WRITTEN REQUEST: Nothing in the records may be left out or altered; reproduce them all exactly.

RECORD SET:
— BEGIN —

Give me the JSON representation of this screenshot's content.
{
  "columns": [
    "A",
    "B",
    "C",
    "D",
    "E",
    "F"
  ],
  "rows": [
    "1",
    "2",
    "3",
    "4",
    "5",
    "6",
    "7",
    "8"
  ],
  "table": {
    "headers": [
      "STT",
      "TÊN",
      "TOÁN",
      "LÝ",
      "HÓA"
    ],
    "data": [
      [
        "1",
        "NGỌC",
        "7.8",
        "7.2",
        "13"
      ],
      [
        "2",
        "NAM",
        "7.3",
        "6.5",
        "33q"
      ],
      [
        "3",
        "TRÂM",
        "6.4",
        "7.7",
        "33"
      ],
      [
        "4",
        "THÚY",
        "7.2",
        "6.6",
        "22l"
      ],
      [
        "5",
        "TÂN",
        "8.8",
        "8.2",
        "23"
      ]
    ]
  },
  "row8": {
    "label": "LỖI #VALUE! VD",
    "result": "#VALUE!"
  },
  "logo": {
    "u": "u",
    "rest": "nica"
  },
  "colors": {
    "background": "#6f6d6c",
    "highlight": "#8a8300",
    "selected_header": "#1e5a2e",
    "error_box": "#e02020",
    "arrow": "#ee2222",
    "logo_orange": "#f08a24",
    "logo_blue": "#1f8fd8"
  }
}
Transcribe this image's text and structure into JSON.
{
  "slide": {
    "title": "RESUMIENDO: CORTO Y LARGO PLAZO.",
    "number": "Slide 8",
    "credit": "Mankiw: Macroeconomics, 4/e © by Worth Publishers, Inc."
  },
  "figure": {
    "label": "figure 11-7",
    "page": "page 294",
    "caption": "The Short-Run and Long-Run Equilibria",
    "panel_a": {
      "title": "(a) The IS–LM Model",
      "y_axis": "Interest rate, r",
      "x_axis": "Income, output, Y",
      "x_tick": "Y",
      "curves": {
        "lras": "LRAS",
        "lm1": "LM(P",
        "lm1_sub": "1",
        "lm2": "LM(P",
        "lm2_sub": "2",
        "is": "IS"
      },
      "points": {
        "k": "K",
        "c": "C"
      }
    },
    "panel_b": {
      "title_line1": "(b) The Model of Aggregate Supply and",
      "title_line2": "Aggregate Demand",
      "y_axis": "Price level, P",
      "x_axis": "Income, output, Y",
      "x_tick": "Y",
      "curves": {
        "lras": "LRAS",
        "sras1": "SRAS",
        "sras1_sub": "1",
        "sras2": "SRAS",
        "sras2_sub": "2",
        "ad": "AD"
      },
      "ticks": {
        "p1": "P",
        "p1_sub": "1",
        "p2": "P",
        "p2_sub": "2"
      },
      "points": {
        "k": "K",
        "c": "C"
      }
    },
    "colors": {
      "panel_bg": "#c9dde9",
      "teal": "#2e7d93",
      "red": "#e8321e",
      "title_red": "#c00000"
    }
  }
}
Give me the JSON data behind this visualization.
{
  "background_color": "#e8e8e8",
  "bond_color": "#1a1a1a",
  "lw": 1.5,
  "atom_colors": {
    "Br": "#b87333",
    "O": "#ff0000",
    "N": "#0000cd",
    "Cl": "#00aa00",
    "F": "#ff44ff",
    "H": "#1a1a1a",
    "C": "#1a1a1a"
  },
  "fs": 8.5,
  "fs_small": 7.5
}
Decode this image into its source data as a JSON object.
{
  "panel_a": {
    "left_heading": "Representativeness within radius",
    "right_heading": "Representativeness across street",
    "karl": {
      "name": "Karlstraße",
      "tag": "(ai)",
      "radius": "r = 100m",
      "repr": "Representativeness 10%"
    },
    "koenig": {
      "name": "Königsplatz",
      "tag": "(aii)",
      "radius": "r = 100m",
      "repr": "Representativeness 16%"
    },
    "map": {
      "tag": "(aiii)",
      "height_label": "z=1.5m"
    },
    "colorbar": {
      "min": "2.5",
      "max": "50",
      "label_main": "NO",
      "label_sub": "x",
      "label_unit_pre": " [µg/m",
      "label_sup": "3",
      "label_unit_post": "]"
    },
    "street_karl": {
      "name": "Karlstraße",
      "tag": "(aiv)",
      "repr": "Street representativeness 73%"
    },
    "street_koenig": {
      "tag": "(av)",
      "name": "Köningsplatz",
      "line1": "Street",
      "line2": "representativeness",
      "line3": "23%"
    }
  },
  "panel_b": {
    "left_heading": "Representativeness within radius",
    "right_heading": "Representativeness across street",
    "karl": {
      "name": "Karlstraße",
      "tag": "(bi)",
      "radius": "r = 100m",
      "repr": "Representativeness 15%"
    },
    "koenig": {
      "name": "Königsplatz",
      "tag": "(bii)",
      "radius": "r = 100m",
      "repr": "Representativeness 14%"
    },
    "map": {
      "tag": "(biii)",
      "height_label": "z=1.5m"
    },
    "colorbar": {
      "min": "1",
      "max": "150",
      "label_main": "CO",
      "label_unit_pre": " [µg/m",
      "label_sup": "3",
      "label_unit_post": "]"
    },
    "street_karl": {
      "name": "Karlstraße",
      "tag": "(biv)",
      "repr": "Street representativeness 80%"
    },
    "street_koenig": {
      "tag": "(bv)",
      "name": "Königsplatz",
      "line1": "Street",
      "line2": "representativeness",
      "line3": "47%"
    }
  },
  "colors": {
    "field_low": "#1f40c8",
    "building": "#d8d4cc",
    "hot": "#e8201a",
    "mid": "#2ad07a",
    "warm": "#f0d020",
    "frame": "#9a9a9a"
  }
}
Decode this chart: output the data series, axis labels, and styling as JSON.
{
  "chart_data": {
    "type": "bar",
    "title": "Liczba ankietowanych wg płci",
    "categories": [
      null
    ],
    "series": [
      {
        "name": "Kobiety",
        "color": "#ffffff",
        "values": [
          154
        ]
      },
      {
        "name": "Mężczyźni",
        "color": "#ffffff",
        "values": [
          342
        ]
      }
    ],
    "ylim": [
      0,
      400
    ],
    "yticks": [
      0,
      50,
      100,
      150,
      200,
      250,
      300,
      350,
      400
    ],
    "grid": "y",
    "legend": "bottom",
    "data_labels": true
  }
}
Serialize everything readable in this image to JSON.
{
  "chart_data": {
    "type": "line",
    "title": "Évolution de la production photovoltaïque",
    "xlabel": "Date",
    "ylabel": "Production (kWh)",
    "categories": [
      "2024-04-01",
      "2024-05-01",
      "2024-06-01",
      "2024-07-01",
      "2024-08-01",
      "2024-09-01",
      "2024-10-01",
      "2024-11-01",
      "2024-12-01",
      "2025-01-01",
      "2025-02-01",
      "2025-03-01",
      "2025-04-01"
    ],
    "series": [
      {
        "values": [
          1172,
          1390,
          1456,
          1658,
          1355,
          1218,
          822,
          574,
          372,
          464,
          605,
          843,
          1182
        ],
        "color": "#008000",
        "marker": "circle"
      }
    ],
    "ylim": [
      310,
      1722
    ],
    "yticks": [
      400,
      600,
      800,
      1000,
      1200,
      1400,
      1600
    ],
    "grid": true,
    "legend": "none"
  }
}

— END —

OUTPUT OF THE EXERCISE:
Give me the JSON representation of this screenshot's content.
{
  "columns": [
    "A",
    "B",
    "C",
    "D",
    "E",
    "F"
  ],
  "rows": [
    "1",
    "2",
    "3",
    "4",
    "5",
    "6",
    "7",
    "8"
  ],
  "table": {
    "headers": [
      "STT",
      "TÊN",
      "TOÁN",
      "LÝ",
      "HÓA"
    ],
    "data": [
      [
        "1",
        "NGỌC",
        "7.8",
        "7.2",
        "13"
      ],
      [
        "2",
        "NAM",
        "7.3",
        "6.5",
        "33q"
      ],
      [
        "3",
        "TRÂM",
        "6.4",
        "7.7",
        "33"
      ],
      [
        "4",
        "THÚY",
        "7.2",
        "6.6",
        "22l"
      ],
      [
        "5",
        "TÂN",
        "8.8",
        "8.2",
        "23"
      ]
    ]
  },
  "row8": {
    "label": "LỖI #VALUE! VD",
    "result": "#VALUE!"
  },
  "logo": {
    "u": "u",
    "rest": "nica"
  },
  "colors": {
    "background": "#6f6d6c",
    "highlight": "#8a8300",
    "selected_header": "#1e5a2e",
    "error_box": "#e02020",
    "arrow": "#ee2222",
    "logo_orange": "#f08a24",
    "logo_blue": "#1f8fd8"
  }
}
Transcribe this image's text and structure into JSON.
{
  "slide": {
    "title": "RESUMIENDO: CORTO Y LARGO PLAZO.",
    "number": "Slide 8",
    "credit": "Mankiw: Macroeconomics, 4/e © by Worth Publishers, Inc."
  },
  "figure": {
    "label": "figure 11-7",
    "page": "page 294",
    "caption": "The Short-Run and Long-Run Equilibria",
    "panel_a": {
      "title": "(a) The IS–LM Model",
      "y_axis": "Interest rate, r",
      "x_axis": "Income, output, Y",
      "x_tick": "Y",
      "curves": {
        "lras": "LRAS",
        "lm1": "LM(P",
        "lm1_sub": "1",
        "lm2": "LM(P",
        "lm2_sub": "2",
        "is": "IS"
      },
      "points": {
        "k": "K",
        "c": "C"
      }
    },
    "panel_b": {
      "title_line1": "(b) The Model of Aggregate Supply and",
      "title_line2": "Aggregate Demand",
      "y_axis": "Price level, P",
      "x_axis": "Income, output, Y",
      "x_tick": "Y",
      "curves": {
        "lras": "LRAS",
        "sras1": "SRAS",
        "sras1_sub": "1",
        "sras2": "SRAS",
        "sras2_sub": "2",
        "ad": "AD"
      },
      "ticks": {
        "p1": "P",
        "p1_sub": "1",
        "p2": "P",
        "p2_sub": "2"
      },
      "points": {
        "k": "K",
        "c": "C"
      }
    },
    "colors": {
      "panel_bg": "#c9dde9",
      "teal": "#2e7d93",
      "red": "#e8321e",
      "title_red": "#c00000"
    }
  }
}
Give me the JSON data behind this visualization.
{
  "background_color": "#e8e8e8",
  "bond_color": "#1a1a1a",
  "lw": 1.5,
  "atom_colors": {
    "Br": "#b87333",
    "O": "#ff0000",
    "N": "#0000cd",
    "Cl": "#00aa00",
    "F": "#ff44ff",
    "H": "#1a1a1a",
    "C": "#1a1a1a"
  },
  "fs": 8.5,
  "fs_small": 7.5
}
Decode this image into its source data as a JSON object.
{
  "panel_a": {
    "left_heading": "Representativeness within radius",
    "right_heading": "Representativeness across street",
    "karl": {
      "name": "Karlstraße",
      "tag": "(ai)",
      "radius": "r = 100m",
      "repr": "Representativeness 10%"
    },
    "koenig": {
      "name": "Königsplatz",
      "tag": "(aii)",
      "radius": "r = 100m",
      "repr": "Representativeness 16%"
    },
    "map": {
      "tag": "(aiii)",
      "height_label": "z=1.5m"
    },
    "colorbar": {
      "min": "2.5",
      "max": "50",
      "label_main": "NO",
      "label_sub": "x",
      "label_unit_pre": " [µg/m",
      "label_sup": "3",
      "label_unit_post": "]"
    },
    "street_karl": {
      "name": "Karlstraße",
      "tag": "(aiv)",
      "repr": "Street representativeness 73%"
    },
    "street_koenig": {
      "tag": "(av)",
      "name": "Köningsplatz",
      "line1": "Street",
      "line2": "representativeness",
      "line3": "23%"
    }
  },
  "panel_b": {
    "left_heading": "Representativeness within radius",
    "right_heading": "Representativeness across street",
    "karl": {
      "name": "Karlstraße",
      "tag": "(bi)",
      "radius": "r = 100m",
      "repr": "Representativeness 15%"
    },
    "koenig": {
      "name": "Königsplatz",
      "tag": "(bii)",
      "radius": "r = 100m",
      "repr": "Representativeness 14%"
    },
    "map": {
      "tag": "(biii)",
      "height_label": "z=1.5m"
    },
    "colorbar": {
      "min": "1",
      "max": "150",
      "label_main": "CO",
      "label_unit_pre": " [µg/m",
      "label_sup": "3",
      "label_unit_post": "]"
    },
    "street_karl": {
      "name": "Karlstraße",
      "tag": "(biv)",
      "repr": "Street representativeness 80%"
    },
    "street_koenig": {
      "tag": "(bv)",
      "name": "Königsplatz",
      "line1": "Street",
      "line2": "representativeness",
      "line3": "47%"
    }
  },
  "colors": {
    "field_low": "#1f40c8",
    "building": "#d8d4cc",
    "hot": "#e8201a",
    "mid": "#2ad07a",
    "warm": "#f0d020",
    "frame": "#9a9a9a"
  }
}
Decode this chart: output the data series, axis labels, and styling as JSON.
{
  "chart_data": {
    "type": "bar",
    "title": "Liczba ankietowanych wg płci",
    "categories": [
      null
    ],
    "series": [
      {
        "name": "Kobiety",
        "color": "#ffffff",
        "values": [
          154
        ]
      },
      {
        "name": "Mężczyźni",
        "color": "#ffffff",
        "values": [
          342
        ]
      }
    ],
    "ylim": [
      0,
      400
    ],
    "yticks": [
      0,
      50,
      100,
      150,
      200,
      250,
      300,
      350,
      400
    ],
    "grid": "y",
    "legend": "bottom",
    "data_labels": true
  }
}
Serialize everything readable in this image to JSON.
{
  "chart_data": {
    "type": "line",
    "title": "Évolution de la production photovoltaïque",
    "xlabel": "Date",
    "ylabel": "Production (kWh)",
    "categories": [
      "2024-04-01",
      "2024-05-01",
      "2024-06-01",
      "2024-07-01",
      "2024-08-01",
      "2024-09-01",
      "2024-10-01",
      "2024-11-01",
      "2024-12-01",
      "2025-01-01",
      "2025-02-01",
      "2025-03-01",
      "2025-04-01"
    ],
    "series": [
      {
        "values": [
          1172,
          1390,
          1456,
          1658,
          1355,
          1218,
          822,
          574,
          372,
          464,
          605,
          843,
          1182
        ],
        "color": "#008000",
        "marker": "circle"
      }
    ],
    "ylim": [
      310,
      1722
    ],
    "yticks": [
      400,
      600,
      800,
      1000,
      1200,
      1400,
      1600
    ],
    "grid": true,
    "legend": "none"
  }
}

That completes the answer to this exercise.